**WRITTEN INSTRUCTION**
Locate the lines of the listing below that hold "Mean", then copy each of them.

+ + + + +

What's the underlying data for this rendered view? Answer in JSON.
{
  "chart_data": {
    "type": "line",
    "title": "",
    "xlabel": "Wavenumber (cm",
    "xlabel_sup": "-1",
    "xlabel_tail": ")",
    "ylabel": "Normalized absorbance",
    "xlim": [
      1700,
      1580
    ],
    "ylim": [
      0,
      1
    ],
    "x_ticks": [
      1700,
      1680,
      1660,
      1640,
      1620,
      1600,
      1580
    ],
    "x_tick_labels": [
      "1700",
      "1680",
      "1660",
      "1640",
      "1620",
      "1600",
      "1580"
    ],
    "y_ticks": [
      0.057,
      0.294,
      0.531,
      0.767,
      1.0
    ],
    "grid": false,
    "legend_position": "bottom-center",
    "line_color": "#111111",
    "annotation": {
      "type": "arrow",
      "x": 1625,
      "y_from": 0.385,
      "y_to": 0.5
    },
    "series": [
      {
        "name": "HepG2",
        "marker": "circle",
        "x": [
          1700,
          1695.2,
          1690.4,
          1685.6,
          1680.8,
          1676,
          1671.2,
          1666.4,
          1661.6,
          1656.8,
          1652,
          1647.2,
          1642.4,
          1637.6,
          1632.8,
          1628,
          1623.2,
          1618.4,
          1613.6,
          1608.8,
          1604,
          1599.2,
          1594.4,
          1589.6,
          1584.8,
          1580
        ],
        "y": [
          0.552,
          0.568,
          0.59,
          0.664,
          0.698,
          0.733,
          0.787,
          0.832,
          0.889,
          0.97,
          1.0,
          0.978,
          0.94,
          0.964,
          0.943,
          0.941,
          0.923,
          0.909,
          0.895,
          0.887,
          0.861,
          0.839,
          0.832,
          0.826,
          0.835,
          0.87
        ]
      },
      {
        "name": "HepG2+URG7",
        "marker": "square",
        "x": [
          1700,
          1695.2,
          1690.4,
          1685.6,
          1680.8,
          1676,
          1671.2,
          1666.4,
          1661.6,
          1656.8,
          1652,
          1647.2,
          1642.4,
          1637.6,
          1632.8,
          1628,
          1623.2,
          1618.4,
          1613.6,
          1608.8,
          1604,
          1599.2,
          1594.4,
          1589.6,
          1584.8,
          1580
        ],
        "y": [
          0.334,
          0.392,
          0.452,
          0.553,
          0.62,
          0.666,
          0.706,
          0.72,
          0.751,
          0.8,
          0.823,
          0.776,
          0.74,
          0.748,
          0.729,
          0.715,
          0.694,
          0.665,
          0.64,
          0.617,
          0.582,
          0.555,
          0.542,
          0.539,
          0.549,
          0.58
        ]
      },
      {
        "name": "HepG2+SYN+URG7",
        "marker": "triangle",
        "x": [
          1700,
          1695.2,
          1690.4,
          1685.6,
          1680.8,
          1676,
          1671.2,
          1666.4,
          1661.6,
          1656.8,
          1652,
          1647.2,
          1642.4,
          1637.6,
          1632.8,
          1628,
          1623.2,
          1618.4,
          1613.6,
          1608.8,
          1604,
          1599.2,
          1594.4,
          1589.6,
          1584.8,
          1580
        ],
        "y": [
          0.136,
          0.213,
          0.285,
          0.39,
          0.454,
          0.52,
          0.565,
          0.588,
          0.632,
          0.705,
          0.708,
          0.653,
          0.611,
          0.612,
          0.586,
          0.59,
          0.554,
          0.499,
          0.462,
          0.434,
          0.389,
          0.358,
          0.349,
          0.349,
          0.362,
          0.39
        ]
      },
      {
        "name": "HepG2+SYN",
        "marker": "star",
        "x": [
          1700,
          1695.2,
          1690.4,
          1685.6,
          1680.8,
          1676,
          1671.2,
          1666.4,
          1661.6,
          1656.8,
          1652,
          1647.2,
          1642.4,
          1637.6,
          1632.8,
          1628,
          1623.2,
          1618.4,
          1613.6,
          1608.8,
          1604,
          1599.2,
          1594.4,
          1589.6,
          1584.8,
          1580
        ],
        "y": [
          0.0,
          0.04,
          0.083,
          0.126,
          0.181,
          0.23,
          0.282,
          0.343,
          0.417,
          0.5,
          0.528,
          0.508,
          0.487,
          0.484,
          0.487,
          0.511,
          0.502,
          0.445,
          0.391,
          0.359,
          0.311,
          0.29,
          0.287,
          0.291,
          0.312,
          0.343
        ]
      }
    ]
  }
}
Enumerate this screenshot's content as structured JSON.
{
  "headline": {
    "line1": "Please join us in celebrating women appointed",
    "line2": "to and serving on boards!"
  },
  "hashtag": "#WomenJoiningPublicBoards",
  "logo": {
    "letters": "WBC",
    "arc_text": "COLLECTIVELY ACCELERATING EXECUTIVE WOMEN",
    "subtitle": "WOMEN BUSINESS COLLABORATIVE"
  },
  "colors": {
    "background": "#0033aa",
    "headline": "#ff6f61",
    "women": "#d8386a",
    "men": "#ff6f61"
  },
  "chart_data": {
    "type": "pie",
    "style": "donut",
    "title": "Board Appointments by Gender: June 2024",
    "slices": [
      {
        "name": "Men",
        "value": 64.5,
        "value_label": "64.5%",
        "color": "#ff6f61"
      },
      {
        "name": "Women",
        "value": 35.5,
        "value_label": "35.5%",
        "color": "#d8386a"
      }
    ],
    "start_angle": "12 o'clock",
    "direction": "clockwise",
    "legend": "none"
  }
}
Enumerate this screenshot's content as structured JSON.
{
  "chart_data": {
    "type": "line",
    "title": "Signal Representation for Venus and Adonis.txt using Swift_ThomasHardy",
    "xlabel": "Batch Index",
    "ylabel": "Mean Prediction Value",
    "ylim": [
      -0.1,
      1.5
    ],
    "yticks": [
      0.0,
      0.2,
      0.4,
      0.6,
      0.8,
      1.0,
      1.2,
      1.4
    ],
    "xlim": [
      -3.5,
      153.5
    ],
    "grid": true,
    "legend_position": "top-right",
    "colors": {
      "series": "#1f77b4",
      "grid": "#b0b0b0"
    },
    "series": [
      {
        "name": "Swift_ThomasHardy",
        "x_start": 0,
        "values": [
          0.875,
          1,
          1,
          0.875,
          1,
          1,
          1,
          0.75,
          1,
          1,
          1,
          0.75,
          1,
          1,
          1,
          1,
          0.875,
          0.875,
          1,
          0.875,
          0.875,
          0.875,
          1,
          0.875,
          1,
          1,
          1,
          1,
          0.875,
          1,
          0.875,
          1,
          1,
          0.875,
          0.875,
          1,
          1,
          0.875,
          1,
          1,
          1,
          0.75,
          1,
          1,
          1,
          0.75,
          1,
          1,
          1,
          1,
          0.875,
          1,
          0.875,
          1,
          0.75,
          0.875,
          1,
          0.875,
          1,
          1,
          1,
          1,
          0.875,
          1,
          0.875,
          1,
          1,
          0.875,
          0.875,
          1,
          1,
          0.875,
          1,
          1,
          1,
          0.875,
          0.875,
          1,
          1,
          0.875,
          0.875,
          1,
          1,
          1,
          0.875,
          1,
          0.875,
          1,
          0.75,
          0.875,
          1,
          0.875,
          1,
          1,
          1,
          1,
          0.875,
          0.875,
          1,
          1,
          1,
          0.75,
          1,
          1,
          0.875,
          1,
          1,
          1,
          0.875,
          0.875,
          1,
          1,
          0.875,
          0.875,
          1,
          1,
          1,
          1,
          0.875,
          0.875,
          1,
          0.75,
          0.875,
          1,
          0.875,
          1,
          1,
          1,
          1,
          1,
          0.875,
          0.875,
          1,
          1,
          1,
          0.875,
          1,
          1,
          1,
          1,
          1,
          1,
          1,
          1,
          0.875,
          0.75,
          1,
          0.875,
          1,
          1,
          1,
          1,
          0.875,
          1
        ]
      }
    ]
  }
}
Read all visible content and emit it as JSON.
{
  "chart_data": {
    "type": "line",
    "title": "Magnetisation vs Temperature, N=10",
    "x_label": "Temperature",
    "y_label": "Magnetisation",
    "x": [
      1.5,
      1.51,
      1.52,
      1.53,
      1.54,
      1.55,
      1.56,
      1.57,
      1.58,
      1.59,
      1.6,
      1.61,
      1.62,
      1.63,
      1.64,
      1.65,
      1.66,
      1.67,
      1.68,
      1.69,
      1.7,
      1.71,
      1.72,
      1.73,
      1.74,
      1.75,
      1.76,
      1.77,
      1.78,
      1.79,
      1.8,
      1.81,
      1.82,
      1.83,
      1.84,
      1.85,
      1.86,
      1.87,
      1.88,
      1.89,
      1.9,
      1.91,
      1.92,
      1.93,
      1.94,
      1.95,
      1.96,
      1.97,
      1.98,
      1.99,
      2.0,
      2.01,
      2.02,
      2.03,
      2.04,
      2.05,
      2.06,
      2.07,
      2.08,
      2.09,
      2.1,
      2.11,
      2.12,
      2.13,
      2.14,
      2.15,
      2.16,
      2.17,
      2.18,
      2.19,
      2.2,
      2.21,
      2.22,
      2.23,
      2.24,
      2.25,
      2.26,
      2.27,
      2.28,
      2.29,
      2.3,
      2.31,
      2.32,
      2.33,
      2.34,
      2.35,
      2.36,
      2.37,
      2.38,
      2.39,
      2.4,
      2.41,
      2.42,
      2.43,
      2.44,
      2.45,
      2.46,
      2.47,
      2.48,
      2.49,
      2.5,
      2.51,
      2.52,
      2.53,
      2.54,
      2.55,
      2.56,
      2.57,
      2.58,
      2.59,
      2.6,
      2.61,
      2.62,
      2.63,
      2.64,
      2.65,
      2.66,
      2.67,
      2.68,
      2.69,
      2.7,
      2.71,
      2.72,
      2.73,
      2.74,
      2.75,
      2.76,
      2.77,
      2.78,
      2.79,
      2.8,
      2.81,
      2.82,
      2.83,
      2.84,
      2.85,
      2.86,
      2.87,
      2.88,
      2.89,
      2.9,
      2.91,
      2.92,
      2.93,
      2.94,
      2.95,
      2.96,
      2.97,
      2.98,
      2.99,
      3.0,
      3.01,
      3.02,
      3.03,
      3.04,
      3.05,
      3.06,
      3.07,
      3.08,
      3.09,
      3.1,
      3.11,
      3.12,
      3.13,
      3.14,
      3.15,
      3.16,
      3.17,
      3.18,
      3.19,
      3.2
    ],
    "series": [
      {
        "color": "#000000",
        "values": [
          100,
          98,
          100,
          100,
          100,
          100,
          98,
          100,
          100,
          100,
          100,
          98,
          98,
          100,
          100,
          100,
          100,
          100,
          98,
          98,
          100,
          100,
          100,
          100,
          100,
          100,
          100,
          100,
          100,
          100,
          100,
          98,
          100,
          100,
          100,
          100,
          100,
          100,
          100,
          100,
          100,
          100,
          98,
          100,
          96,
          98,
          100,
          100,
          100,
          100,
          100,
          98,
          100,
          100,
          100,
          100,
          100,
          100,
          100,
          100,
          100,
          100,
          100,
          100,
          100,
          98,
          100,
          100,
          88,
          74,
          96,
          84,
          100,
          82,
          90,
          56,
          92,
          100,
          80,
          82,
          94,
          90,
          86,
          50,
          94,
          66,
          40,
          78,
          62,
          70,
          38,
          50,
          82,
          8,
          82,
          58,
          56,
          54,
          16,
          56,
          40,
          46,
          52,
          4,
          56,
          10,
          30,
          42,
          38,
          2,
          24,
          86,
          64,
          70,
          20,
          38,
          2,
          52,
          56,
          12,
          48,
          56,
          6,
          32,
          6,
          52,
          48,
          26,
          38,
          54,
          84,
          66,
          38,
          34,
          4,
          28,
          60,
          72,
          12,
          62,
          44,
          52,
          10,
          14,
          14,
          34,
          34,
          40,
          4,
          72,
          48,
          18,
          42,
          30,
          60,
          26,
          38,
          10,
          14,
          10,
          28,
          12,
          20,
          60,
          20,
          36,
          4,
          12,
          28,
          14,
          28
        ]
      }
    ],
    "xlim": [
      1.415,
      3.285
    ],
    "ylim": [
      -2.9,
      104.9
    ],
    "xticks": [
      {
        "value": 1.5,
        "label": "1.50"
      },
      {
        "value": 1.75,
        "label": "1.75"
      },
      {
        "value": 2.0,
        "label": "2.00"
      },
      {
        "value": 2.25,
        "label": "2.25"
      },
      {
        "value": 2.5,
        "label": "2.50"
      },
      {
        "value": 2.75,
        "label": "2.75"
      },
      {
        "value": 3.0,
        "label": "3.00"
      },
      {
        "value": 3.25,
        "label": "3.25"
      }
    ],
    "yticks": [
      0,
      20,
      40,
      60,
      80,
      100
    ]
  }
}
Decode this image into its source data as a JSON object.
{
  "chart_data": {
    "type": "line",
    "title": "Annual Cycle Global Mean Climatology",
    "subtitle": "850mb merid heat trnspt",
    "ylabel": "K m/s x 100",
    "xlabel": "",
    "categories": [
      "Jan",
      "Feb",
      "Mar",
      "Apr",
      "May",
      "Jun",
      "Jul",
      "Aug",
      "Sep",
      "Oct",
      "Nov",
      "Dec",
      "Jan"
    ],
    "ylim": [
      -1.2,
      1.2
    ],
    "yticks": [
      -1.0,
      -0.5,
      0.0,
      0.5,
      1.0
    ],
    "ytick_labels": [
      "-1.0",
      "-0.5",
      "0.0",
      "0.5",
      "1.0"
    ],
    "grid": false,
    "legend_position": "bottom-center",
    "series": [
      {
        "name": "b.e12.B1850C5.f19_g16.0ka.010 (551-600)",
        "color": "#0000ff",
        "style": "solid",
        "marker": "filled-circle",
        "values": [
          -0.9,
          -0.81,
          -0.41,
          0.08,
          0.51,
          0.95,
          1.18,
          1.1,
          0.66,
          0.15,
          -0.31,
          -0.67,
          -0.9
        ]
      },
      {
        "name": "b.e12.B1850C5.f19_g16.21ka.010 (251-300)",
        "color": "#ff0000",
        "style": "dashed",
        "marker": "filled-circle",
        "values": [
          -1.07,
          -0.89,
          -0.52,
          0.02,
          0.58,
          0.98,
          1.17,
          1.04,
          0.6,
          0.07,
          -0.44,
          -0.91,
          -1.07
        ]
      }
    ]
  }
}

+ + + + +

**COMPLETED TASK**
    "ylabel": "Mean Prediction Value",
    "title": "Annual Cycle Global Mean Climatology",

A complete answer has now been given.